### [AIM]
Find every line in the records below that holds the word "course", and copy each one.
┌─ EXERCISE INPUT
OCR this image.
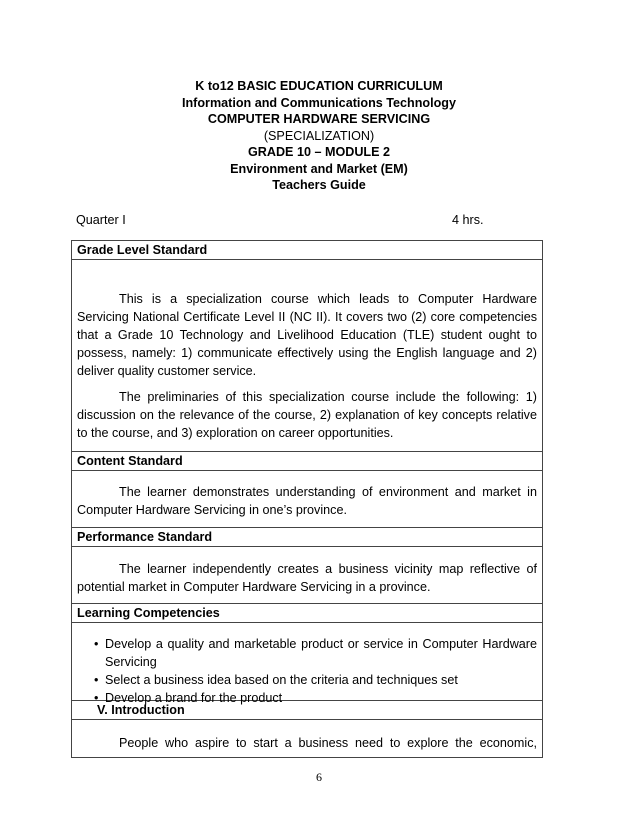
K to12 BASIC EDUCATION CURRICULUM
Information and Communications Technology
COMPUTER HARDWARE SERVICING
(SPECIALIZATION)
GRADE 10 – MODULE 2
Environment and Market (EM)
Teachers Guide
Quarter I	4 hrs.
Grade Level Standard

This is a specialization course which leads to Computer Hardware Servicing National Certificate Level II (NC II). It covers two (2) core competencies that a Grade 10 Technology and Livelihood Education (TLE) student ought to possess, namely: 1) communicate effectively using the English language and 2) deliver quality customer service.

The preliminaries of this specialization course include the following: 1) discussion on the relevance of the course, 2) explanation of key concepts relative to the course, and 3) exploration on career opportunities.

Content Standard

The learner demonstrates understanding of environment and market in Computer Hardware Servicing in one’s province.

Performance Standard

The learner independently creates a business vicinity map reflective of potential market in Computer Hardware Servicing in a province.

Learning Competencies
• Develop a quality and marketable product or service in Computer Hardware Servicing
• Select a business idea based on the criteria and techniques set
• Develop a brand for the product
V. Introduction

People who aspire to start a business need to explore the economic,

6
└─
┌─ EXERCISE INPUT
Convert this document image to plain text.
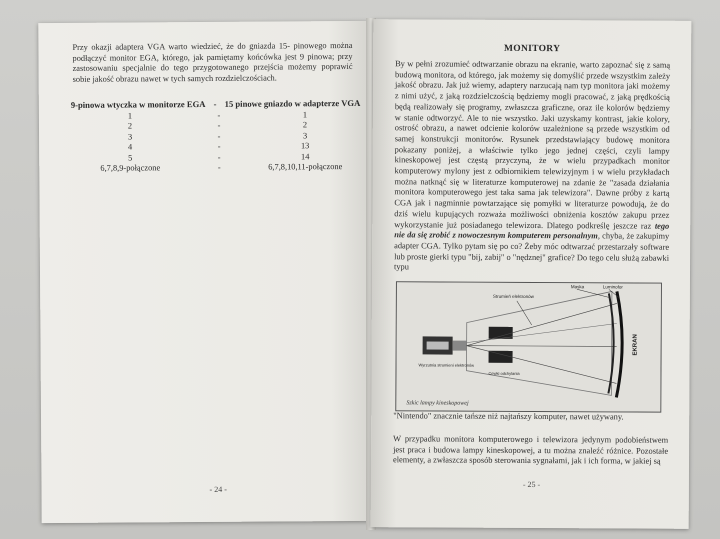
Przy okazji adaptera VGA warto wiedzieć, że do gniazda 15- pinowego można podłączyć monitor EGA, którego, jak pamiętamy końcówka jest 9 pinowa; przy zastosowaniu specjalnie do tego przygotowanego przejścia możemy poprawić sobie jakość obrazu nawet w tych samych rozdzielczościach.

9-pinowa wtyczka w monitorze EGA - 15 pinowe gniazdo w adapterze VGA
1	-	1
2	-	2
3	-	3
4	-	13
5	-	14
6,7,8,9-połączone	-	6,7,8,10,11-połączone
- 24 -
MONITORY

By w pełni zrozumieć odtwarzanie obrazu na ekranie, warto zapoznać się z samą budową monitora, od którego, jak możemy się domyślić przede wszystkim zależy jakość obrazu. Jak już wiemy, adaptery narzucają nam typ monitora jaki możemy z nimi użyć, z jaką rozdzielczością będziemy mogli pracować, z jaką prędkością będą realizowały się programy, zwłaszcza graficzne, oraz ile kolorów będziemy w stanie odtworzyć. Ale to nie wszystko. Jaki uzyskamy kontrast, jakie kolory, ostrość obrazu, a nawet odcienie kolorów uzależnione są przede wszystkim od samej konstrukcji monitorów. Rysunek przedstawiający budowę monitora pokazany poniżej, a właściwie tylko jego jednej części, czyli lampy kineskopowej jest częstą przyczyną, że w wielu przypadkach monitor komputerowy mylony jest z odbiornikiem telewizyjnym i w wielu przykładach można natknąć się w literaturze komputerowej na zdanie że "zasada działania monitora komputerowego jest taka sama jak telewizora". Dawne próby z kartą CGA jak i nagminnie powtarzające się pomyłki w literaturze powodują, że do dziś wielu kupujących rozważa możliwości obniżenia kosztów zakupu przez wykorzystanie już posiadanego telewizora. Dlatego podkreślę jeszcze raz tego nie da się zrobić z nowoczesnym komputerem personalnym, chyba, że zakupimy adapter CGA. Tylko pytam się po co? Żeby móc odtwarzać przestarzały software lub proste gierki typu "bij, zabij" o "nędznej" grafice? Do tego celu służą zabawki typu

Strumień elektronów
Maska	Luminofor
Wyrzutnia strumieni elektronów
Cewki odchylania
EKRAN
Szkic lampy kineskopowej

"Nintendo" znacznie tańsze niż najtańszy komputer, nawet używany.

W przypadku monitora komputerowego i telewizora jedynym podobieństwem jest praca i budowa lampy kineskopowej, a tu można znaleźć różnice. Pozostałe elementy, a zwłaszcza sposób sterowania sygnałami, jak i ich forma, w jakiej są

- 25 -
└─
### [CORRECT OUTPUT]
This is a specialization course which leads to Computer Hardware Servicing National Certificate Level II (NC II). It covers two (2) core competencies that a Grade 10 Technology and Livelihood Education (TLE) student ought to possess, namely: 1) communicate effectively using the English language and 2) deliver quality customer service.
The preliminaries of this specialization course include the following: 1) discussion on the relevance of the course, 2) explanation of key concepts relative to the course, and 3) exploration on career opportunities.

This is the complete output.